Will you write out the data exactly, excluding every picture?

[start of Records to use]

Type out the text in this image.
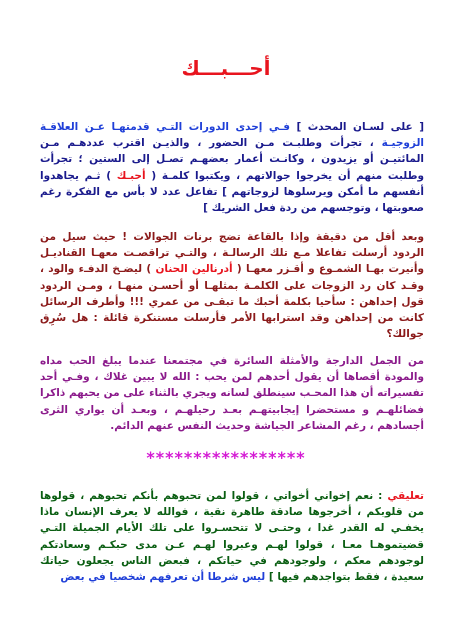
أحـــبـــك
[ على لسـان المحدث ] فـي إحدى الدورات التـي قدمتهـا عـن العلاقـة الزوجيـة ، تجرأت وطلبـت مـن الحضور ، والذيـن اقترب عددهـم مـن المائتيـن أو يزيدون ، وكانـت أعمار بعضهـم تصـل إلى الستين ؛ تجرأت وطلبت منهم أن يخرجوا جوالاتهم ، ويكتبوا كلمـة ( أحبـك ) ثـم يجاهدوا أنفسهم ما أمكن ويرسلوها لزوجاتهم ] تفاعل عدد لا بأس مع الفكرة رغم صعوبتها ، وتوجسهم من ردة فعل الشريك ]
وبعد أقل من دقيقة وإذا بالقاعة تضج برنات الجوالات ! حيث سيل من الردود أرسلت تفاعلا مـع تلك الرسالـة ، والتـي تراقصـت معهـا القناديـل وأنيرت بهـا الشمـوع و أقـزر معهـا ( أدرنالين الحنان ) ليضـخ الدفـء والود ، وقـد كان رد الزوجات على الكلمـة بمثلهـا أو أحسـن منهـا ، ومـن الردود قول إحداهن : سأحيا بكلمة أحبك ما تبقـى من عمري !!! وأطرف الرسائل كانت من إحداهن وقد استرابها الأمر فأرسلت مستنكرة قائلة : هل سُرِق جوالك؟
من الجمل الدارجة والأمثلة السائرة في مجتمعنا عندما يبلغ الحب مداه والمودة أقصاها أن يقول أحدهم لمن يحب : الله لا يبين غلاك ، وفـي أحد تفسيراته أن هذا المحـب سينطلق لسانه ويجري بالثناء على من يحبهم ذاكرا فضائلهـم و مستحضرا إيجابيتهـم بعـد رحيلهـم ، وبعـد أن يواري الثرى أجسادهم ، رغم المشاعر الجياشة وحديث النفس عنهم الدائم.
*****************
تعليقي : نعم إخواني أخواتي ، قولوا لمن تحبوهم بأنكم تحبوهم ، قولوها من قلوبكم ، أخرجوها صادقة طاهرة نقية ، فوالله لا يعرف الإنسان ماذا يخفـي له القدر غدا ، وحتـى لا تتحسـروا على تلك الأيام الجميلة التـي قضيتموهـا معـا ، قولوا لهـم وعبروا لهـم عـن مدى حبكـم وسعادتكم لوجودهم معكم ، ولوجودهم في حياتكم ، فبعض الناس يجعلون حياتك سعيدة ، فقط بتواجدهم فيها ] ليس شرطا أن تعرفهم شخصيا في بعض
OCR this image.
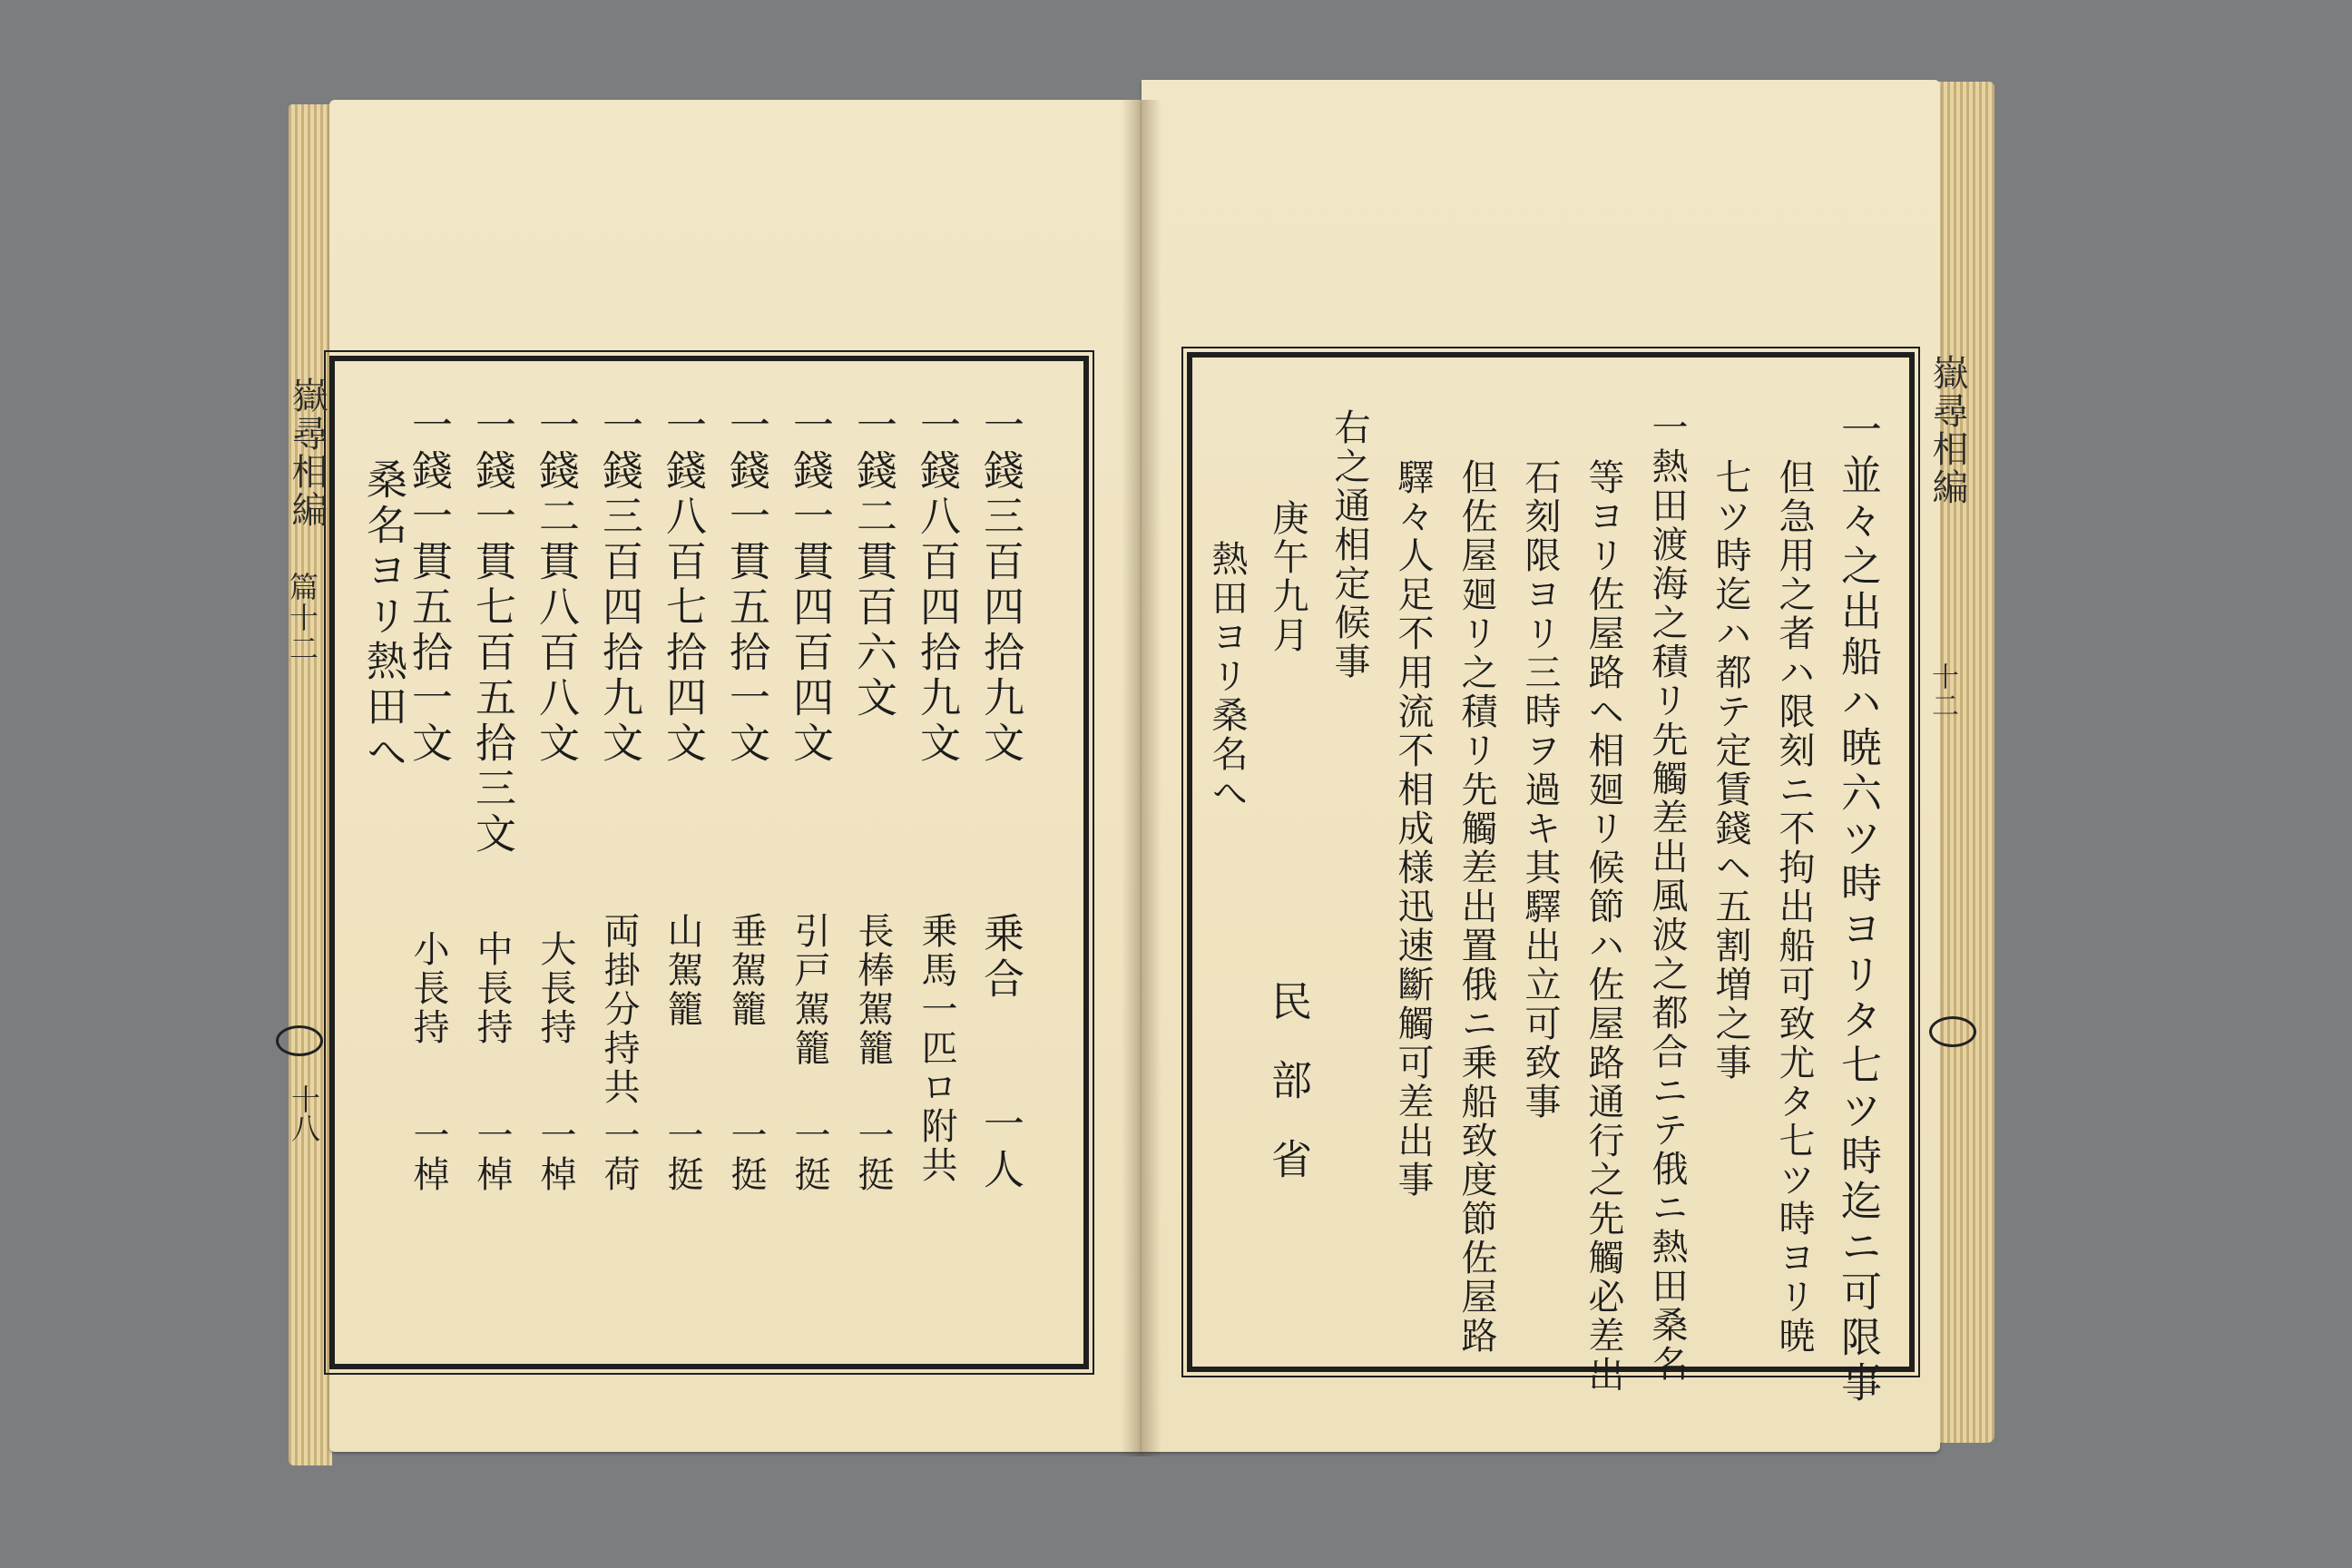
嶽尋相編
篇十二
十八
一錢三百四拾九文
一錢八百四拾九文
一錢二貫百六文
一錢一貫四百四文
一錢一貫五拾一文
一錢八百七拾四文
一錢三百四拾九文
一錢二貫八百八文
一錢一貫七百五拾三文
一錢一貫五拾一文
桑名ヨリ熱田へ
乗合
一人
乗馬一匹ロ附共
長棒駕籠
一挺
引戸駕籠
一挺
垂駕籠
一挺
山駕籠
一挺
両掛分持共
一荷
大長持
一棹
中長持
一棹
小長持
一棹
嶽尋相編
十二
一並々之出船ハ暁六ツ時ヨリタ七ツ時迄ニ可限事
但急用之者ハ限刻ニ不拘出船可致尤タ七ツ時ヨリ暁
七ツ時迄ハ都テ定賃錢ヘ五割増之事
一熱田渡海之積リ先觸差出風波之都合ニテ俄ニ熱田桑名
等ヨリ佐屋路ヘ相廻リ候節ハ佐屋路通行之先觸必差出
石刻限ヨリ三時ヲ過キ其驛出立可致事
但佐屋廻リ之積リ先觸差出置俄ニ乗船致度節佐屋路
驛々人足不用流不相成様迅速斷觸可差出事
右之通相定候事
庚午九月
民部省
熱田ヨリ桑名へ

[end of Records to use]

#### [Solution]
Type out the text in this image.
أحـــبـــك
[ على لسـان المحدث ] فـي إحدى الدورات التـي قدمتهـا عـن العلاقـة الزوجيـة ، تجرأت وطلبـت مـن الحضور ، والذيـن اقترب عددهـم مـن المائتيـن أو يزيدون ، وكانـت أعمار بعضهـم تصـل إلى الستين ؛ تجرأت وطلبت منهم أن يخرجوا جوالاتهم ، ويكتبوا كلمـة ( أحبـك ) ثـم يجاهدوا أنفسهم ما أمكن ويرسلوها لزوجاتهم ] تفاعل عدد لا بأس مع الفكرة رغم صعوبتها ، وتوجسهم من ردة فعل الشريك ]
وبعد أقل من دقيقة وإذا بالقاعة تضج برنات الجوالات ! حيث سيل من الردود أرسلت تفاعلا مـع تلك الرسالـة ، والتـي تراقصـت معهـا القناديـل وأنيرت بهـا الشمـوع و أقـزر معهـا ( أدرنالين الحنان ) ليضـخ الدفـء والود ، وقـد كان رد الزوجات على الكلمـة بمثلهـا أو أحسـن منهـا ، ومـن الردود قول إحداهن : سأحيا بكلمة أحبك ما تبقـى من عمري !!! وأطرف الرسائل كانت من إحداهن وقد استرابها الأمر فأرسلت مستنكرة قائلة : هل سُرِق جوالك؟
من الجمل الدارجة والأمثلة السائرة في مجتمعنا عندما يبلغ الحب مداه والمودة أقصاها أن يقول أحدهم لمن يحب : الله لا يبين غلاك ، وفـي أحد تفسيراته أن هذا المحـب سينطلق لسانه ويجري بالثناء على من يحبهم ذاكرا فضائلهـم و مستحضرا إيجابيتهـم بعـد رحيلهـم ، وبعـد أن يواري الثرى أجسادهم ، رغم المشاعر الجياشة وحديث النفس عنهم الدائم.
*****************
تعليقي : نعم إخواني أخواتي ، قولوا لمن تحبوهم بأنكم تحبوهم ، قولوها من قلوبكم ، أخرجوها صادقة طاهرة نقية ، فوالله لا يعرف الإنسان ماذا يخفـي له القدر غدا ، وحتـى لا تتحسـروا على تلك الأيام الجميلة التـي قضيتموهـا معـا ، قولوا لهـم وعبروا لهـم عـن مدى حبكـم وسعادتكم لوجودهم معكم ، ولوجودهم في حياتكم ، فبعض الناس يجعلون حياتك سعيدة ، فقط بتواجدهم فيها ] ليس شرطا أن تعرفهم شخصيا في بعض
OCR this image.
嶽尋相編
篇十二
十八
一錢三百四拾九文
一錢八百四拾九文
一錢二貫百六文
一錢一貫四百四文
一錢一貫五拾一文
一錢八百七拾四文
一錢三百四拾九文
一錢二貫八百八文
一錢一貫七百五拾三文
一錢一貫五拾一文
桑名ヨリ熱田へ
乗合
一人
乗馬一匹ロ附共
長棒駕籠
一挺
引戸駕籠
一挺
垂駕籠
一挺
山駕籠
一挺
両掛分持共
一荷
大長持
一棹
中長持
一棹
小長持
一棹
嶽尋相編
十二
一並々之出船ハ暁六ツ時ヨリタ七ツ時迄ニ可限事
但急用之者ハ限刻ニ不拘出船可致尤タ七ツ時ヨリ暁
七ツ時迄ハ都テ定賃錢ヘ五割増之事
一熱田渡海之積リ先觸差出風波之都合ニテ俄ニ熱田桑名
等ヨリ佐屋路ヘ相廻リ候節ハ佐屋路通行之先觸必差出
石刻限ヨリ三時ヲ過キ其驛出立可致事
但佐屋廻リ之積リ先觸差出置俄ニ乗船致度節佐屋路
驛々人足不用流不相成様迅速斷觸可差出事
右之通相定候事
庚午九月
民部省
熱田ヨリ桑名へ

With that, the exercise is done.